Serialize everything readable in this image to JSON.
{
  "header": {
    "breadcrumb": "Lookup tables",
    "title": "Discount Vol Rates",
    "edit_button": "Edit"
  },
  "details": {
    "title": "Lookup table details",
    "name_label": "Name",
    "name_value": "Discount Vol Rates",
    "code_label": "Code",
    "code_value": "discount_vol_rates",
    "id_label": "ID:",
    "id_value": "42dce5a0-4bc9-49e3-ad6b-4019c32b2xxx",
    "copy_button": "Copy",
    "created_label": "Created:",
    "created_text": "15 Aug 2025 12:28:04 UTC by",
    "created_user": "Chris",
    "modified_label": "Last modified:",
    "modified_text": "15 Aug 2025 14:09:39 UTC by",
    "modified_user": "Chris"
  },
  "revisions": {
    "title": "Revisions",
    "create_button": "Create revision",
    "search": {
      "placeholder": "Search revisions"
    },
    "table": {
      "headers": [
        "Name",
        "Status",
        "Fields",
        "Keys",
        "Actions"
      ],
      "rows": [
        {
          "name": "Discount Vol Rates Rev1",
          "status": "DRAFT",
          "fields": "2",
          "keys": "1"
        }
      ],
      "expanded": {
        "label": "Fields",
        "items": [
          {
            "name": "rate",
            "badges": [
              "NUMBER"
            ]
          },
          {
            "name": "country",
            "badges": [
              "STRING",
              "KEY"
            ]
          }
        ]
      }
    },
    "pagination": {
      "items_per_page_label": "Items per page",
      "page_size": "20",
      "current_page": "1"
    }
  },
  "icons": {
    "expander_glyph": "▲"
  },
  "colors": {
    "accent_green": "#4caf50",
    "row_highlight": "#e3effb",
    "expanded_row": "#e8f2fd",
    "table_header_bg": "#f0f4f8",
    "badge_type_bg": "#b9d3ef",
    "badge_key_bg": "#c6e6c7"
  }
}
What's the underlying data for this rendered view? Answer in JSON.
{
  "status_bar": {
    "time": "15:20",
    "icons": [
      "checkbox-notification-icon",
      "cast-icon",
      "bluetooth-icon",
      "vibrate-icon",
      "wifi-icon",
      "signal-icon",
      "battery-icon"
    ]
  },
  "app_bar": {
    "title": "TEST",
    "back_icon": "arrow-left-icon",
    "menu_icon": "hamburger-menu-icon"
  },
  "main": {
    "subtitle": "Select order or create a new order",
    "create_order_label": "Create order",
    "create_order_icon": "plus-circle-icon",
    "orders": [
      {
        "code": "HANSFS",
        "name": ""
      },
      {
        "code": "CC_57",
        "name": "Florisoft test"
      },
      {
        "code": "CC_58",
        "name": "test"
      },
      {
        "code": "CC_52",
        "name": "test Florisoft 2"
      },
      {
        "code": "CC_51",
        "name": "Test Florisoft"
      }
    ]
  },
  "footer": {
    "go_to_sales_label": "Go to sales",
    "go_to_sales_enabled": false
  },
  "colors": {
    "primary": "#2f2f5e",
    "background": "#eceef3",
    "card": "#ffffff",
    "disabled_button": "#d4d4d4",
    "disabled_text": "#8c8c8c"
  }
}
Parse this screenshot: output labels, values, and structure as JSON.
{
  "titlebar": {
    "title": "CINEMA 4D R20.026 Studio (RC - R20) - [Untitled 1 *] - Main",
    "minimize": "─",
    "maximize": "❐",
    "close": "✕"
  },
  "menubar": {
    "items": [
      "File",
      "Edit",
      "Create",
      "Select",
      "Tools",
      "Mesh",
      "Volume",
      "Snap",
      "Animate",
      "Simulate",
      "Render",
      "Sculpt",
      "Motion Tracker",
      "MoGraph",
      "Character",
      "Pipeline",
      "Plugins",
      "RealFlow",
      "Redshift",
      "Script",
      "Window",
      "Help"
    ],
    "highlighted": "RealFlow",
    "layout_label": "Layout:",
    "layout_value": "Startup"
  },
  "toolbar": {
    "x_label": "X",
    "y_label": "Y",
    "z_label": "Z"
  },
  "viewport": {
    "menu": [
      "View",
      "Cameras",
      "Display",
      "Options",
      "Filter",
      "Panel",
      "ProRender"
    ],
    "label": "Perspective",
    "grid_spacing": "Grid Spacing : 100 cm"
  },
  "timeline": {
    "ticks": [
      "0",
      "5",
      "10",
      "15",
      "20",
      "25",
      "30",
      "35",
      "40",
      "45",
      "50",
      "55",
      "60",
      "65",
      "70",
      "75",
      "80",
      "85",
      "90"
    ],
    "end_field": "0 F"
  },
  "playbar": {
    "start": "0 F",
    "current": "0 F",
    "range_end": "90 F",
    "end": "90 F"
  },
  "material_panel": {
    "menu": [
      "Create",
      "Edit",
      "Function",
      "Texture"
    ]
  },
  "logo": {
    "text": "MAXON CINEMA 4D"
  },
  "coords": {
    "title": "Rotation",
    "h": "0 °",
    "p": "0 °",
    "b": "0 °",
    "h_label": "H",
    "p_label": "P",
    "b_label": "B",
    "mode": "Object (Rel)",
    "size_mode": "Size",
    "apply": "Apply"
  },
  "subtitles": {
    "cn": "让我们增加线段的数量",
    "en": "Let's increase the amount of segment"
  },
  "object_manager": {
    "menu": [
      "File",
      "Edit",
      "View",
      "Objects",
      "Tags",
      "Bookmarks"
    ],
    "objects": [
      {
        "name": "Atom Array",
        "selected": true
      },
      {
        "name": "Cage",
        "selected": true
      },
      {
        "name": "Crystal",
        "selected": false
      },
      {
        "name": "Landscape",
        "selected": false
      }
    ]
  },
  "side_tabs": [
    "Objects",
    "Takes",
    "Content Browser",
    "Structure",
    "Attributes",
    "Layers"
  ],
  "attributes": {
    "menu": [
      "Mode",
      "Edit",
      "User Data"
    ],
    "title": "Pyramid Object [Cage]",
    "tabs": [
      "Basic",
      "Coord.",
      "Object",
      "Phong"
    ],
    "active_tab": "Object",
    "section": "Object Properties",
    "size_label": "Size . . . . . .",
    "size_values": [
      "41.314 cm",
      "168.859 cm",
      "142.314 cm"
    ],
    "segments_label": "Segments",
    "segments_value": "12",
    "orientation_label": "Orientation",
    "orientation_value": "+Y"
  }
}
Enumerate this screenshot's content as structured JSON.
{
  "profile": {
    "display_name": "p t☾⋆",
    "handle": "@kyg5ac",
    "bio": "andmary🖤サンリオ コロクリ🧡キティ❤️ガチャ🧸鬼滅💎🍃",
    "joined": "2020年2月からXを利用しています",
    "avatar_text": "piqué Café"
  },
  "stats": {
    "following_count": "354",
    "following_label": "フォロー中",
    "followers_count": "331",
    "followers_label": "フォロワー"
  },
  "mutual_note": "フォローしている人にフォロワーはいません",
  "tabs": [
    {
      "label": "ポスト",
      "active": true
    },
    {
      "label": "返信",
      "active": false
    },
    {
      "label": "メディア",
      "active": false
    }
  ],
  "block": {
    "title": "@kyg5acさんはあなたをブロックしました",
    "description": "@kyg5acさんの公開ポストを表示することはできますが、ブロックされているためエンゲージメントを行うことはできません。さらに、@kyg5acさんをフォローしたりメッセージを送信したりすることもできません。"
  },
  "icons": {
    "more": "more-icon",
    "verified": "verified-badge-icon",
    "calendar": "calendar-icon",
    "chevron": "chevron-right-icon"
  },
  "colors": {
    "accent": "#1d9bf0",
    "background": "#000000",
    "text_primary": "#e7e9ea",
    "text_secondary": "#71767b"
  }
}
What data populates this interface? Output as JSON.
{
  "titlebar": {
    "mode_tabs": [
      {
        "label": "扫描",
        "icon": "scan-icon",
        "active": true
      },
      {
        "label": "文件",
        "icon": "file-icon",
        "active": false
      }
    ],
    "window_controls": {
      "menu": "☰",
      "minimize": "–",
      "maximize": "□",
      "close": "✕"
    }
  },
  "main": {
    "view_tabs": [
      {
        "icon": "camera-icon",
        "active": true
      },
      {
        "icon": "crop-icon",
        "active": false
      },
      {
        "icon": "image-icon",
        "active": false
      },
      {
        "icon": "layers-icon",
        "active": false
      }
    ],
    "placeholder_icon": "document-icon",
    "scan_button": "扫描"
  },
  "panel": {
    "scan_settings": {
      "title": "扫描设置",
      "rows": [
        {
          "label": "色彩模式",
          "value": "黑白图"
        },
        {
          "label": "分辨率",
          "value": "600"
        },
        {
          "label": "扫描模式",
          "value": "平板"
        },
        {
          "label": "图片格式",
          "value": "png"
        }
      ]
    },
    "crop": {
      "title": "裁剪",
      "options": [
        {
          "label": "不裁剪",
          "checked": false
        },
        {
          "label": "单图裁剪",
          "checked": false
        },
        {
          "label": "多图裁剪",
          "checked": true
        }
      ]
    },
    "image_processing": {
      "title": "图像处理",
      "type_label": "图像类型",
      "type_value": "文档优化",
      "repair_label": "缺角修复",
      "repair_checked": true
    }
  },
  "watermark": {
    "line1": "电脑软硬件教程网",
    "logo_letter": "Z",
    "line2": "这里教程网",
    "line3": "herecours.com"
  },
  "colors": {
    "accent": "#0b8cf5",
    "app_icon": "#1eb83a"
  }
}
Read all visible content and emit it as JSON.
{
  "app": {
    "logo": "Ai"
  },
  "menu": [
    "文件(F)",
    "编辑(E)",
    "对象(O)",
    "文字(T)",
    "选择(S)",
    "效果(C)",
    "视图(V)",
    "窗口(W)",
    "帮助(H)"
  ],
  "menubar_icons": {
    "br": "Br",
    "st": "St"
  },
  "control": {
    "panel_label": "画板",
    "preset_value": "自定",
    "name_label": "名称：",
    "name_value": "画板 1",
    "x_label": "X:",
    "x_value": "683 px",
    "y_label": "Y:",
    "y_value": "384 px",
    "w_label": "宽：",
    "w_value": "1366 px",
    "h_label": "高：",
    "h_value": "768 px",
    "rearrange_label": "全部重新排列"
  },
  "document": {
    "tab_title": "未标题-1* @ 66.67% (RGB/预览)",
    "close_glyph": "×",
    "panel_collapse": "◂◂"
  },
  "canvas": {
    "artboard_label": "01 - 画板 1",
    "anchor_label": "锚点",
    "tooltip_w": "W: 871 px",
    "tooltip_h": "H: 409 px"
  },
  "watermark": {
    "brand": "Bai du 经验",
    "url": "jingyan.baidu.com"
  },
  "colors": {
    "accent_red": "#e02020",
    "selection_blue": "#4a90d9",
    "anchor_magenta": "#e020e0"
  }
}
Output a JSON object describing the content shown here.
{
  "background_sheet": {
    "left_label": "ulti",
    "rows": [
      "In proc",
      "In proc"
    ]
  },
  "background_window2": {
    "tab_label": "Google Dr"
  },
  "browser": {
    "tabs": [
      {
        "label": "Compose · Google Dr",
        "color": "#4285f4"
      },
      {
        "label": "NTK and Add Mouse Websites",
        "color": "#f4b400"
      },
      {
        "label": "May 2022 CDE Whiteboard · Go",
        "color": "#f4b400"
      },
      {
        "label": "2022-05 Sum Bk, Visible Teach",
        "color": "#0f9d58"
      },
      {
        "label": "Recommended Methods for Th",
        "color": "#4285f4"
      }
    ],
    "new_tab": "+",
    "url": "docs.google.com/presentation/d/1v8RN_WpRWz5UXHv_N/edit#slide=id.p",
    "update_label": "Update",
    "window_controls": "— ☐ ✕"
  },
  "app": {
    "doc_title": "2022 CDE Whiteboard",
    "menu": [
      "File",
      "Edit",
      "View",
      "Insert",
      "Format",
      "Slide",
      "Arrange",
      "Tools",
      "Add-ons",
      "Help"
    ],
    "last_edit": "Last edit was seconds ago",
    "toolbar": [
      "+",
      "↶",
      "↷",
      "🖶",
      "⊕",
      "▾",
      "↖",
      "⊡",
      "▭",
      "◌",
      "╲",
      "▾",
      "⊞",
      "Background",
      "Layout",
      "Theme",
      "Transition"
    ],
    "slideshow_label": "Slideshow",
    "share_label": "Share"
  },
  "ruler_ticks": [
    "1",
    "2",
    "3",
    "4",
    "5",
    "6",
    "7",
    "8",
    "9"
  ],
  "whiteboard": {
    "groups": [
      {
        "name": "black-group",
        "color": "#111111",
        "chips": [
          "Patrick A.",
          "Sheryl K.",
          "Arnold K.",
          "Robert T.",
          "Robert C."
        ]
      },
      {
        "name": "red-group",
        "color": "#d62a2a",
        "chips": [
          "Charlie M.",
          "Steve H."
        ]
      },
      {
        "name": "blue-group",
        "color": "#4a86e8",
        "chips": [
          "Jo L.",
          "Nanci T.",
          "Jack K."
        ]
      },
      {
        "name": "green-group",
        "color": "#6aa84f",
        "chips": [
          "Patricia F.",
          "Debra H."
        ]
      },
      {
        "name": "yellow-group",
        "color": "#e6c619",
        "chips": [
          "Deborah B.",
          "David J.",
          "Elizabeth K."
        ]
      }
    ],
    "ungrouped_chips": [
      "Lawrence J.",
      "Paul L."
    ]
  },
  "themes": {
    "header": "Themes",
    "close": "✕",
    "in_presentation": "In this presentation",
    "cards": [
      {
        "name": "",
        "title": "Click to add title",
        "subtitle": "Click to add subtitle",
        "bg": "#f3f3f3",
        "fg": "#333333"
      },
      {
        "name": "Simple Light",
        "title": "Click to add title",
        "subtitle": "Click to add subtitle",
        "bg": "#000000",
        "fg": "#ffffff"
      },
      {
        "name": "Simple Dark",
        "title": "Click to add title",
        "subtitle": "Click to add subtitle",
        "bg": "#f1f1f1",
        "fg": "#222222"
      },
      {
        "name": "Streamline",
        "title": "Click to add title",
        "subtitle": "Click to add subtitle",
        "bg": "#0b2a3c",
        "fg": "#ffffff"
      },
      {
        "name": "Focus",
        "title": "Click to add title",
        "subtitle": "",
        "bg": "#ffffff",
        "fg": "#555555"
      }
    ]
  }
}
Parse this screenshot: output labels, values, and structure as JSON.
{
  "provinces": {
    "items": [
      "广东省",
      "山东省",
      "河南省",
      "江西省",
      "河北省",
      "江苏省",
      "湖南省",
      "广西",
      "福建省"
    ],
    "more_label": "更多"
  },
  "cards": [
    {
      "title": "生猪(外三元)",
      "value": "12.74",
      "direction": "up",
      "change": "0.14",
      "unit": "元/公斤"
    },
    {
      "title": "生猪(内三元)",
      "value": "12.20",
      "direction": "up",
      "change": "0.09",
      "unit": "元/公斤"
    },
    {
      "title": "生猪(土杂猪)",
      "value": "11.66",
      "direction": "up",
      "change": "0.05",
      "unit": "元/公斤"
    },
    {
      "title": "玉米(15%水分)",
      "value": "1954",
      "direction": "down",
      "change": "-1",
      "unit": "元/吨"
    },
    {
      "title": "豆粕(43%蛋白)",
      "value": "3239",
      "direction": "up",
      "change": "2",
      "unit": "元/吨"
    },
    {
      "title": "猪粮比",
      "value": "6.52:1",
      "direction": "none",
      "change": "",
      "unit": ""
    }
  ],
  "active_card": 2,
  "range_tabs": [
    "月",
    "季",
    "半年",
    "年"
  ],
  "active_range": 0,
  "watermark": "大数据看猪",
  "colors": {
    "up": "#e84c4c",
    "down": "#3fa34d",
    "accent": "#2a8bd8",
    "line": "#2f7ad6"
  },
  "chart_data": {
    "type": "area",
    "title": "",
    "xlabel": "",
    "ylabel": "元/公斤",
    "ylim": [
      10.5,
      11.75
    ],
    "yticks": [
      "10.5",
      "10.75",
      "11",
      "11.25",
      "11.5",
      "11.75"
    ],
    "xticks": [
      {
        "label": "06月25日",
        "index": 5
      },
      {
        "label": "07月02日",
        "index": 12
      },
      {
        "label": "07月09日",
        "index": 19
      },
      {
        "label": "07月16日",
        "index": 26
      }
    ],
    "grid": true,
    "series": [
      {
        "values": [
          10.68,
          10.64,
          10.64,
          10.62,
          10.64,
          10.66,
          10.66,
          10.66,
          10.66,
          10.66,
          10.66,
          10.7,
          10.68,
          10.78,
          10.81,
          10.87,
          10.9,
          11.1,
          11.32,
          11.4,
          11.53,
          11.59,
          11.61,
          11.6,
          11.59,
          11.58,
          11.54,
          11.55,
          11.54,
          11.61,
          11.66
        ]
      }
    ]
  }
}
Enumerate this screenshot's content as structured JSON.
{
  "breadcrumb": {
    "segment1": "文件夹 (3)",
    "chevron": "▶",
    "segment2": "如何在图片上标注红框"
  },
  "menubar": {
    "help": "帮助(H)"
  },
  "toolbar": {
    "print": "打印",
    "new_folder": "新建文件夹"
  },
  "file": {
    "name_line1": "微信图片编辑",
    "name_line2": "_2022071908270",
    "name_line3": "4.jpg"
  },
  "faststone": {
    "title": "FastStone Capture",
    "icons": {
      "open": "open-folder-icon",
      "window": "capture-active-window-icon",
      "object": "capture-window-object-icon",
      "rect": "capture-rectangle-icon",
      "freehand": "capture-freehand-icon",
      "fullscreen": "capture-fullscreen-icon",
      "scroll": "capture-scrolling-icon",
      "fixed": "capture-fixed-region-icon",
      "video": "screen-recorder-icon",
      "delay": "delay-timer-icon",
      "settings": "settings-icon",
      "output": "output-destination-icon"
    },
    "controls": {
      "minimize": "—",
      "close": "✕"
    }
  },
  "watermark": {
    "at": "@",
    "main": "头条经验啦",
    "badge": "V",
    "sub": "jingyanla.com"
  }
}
● ● ● ● ● ● ●
-- WHAT IS ASKED --
Only lines with the word "Florisoft" are wanted, so copy each one from the records.

-- OUTPUT OF THE EXERCISE --
        "name": "Florisoft test"
        "name": "test Florisoft 2"
        "name": "Test Florisoft"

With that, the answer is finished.